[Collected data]

** begin **

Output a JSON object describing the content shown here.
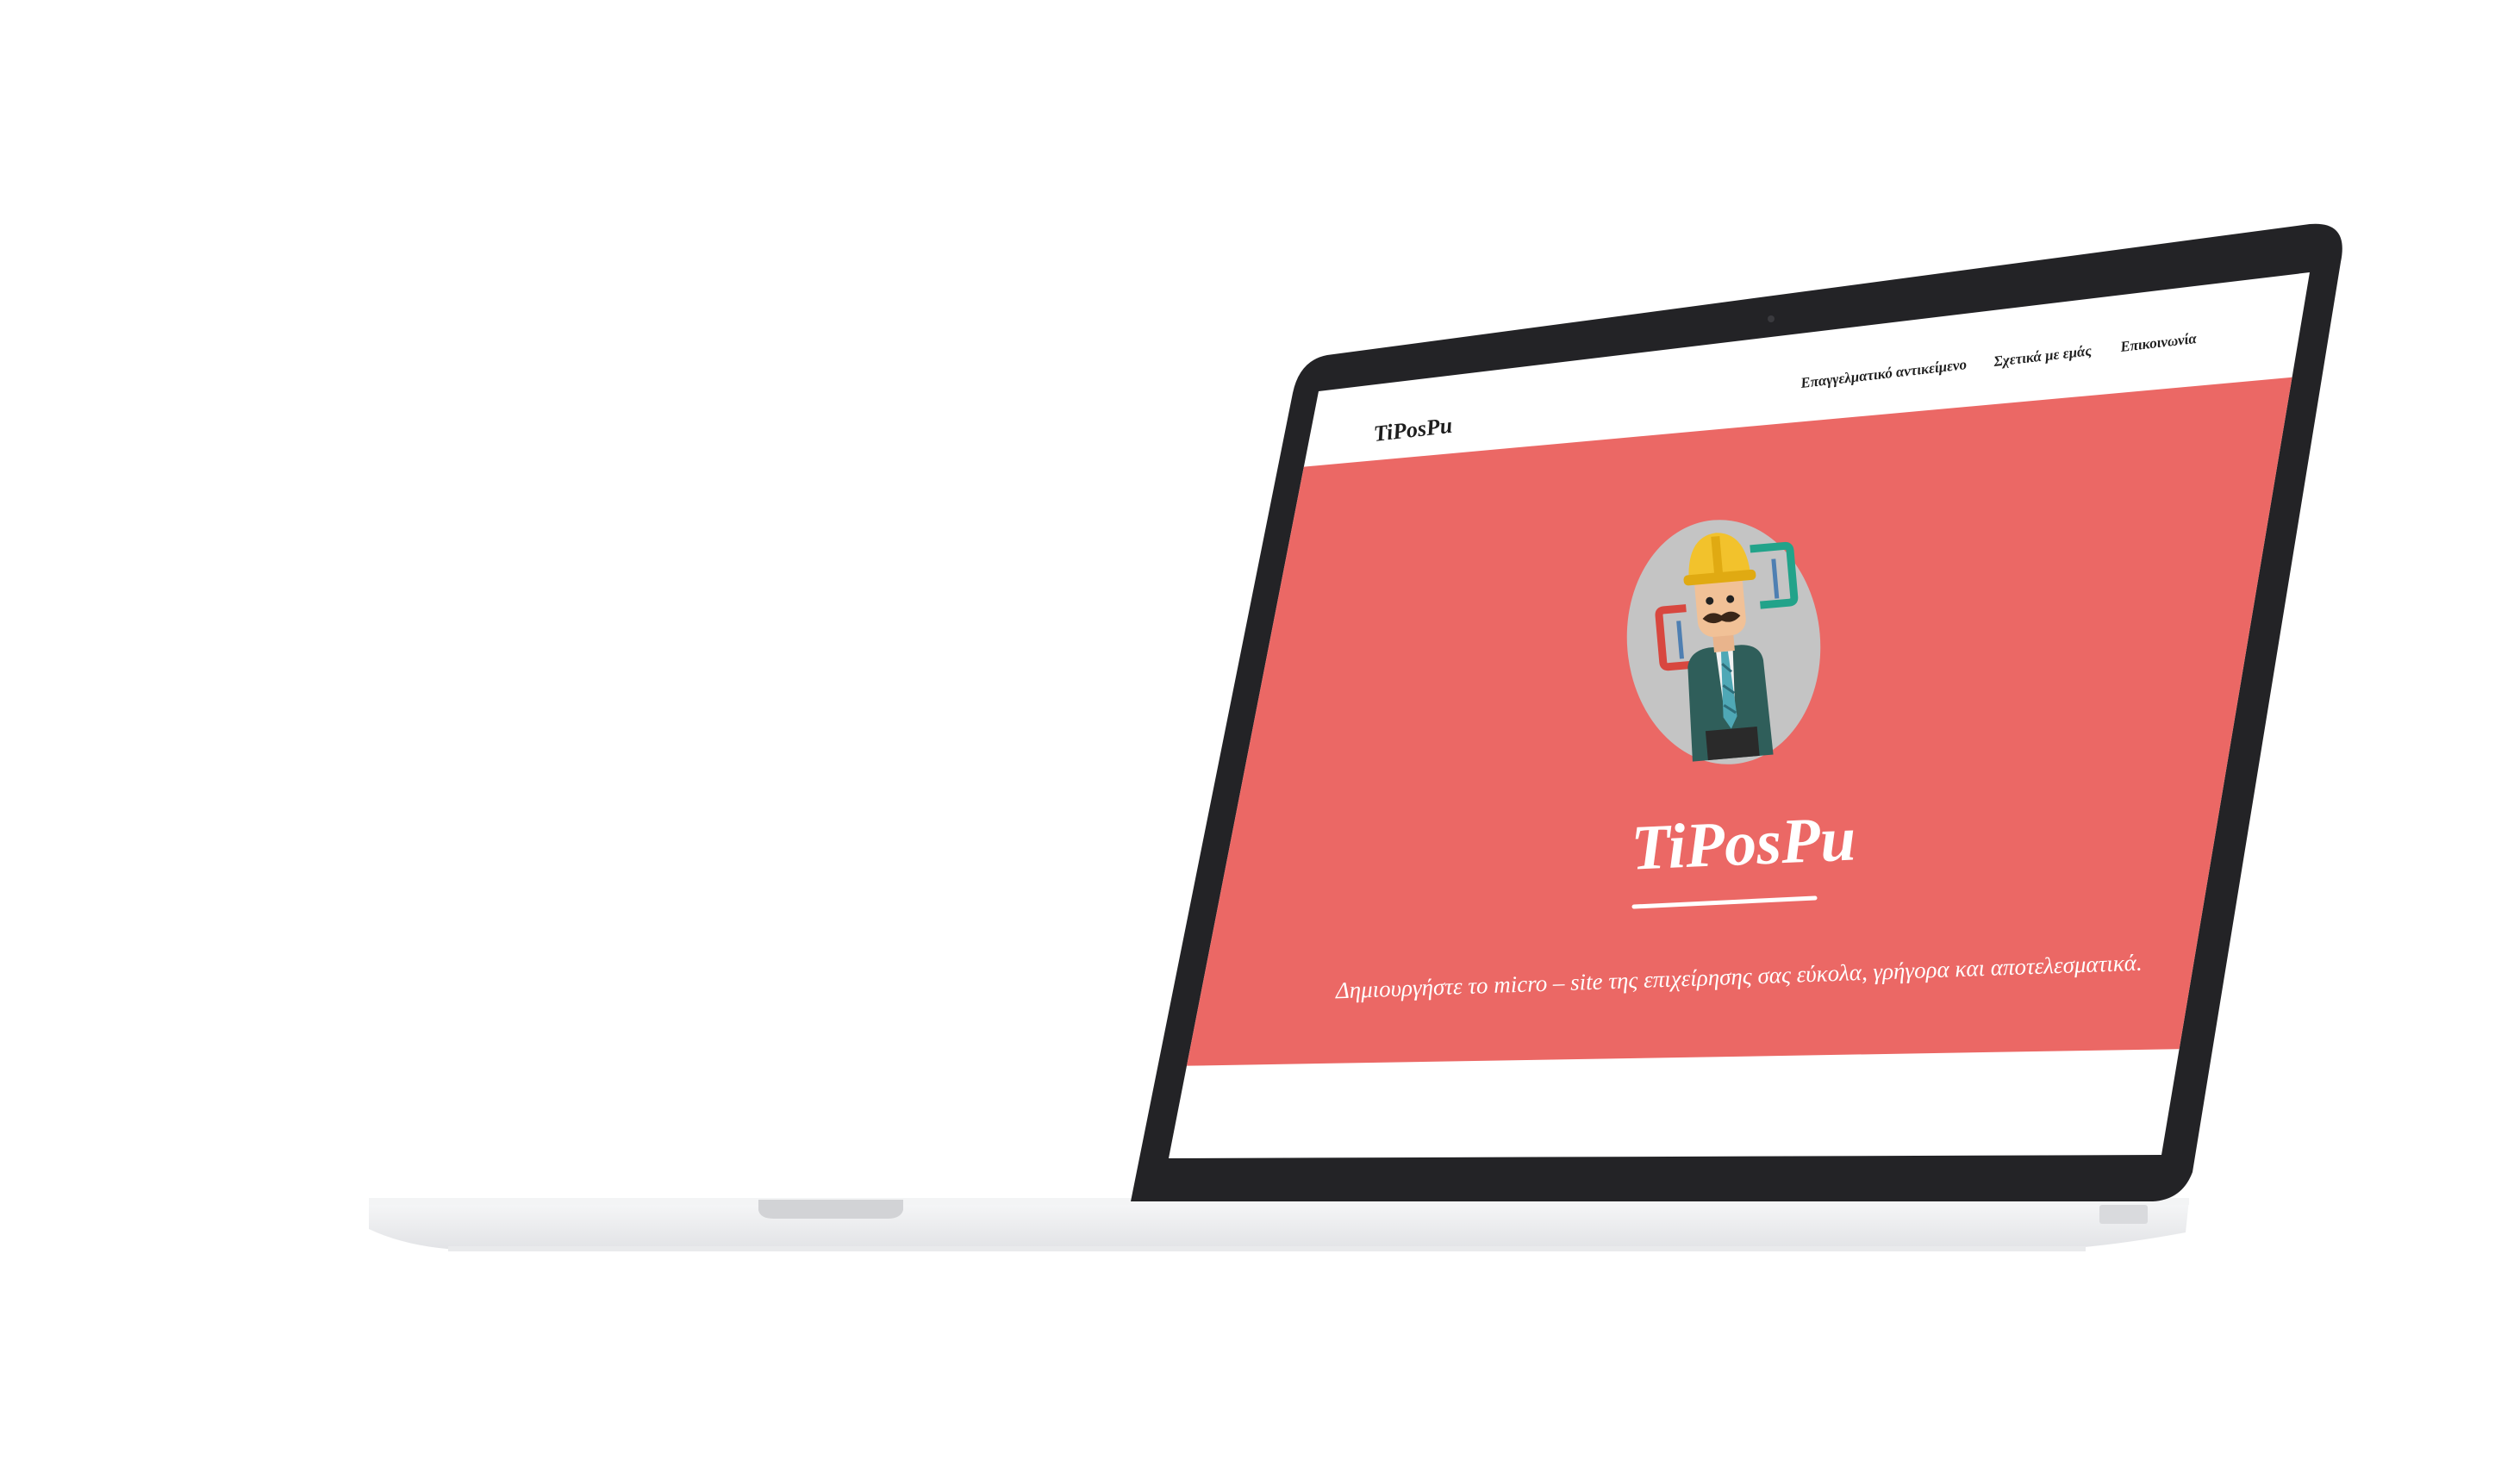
{
  "site": {
    "brand": "TiPosPu",
    "hero_title": "TiPosPu",
    "tagline": "Δημιουργήστε το micro – site της επιχείρησης σας εύκολα, γρήγορα και αποτελεσματικά.",
    "nav": [
      {
        "label": "Επαγγελματικό αντικείμενο"
      },
      {
        "label": "Σχετικά με εμάς"
      },
      {
        "label": "Επικοινωνία"
      }
    ]
  },
  "colors": {
    "hero_background": "#EB6865",
    "bezel": "#232326",
    "page_background": "#FFFFFF",
    "avatar_circle": "#C4C4C4",
    "laptop_base": "#EFF0F2",
    "text_dark": "#1E1E1E",
    "text_light": "#FFFFFF"
  },
  "icons": {
    "avatar": "construction-worker-mascot-icon"
  }
}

** end **

(Given request):
Can the entries above be repeated exactly, without their pictures?

(Full solution):
Output a JSON object describing the content shown here.
{
  "site": {
    "brand": "TiPosPu",
    "hero_title": "TiPosPu",
    "tagline": "Δημιουργήστε το micro – site της επιχείρησης σας εύκολα, γρήγορα και αποτελεσματικά.",
    "nav": [
      {
        "label": "Επαγγελματικό αντικείμενο"
      },
      {
        "label": "Σχετικά με εμάς"
      },
      {
        "label": "Επικοινωνία"
      }
    ]
  },
  "colors": {
    "hero_background": "#EB6865",
    "bezel": "#232326",
    "page_background": "#FFFFFF",
    "avatar_circle": "#C4C4C4",
    "laptop_base": "#EFF0F2",
    "text_dark": "#1E1E1E",
    "text_light": "#FFFFFF"
  },
  "icons": {
    "avatar": "construction-worker-mascot-icon"
  }
}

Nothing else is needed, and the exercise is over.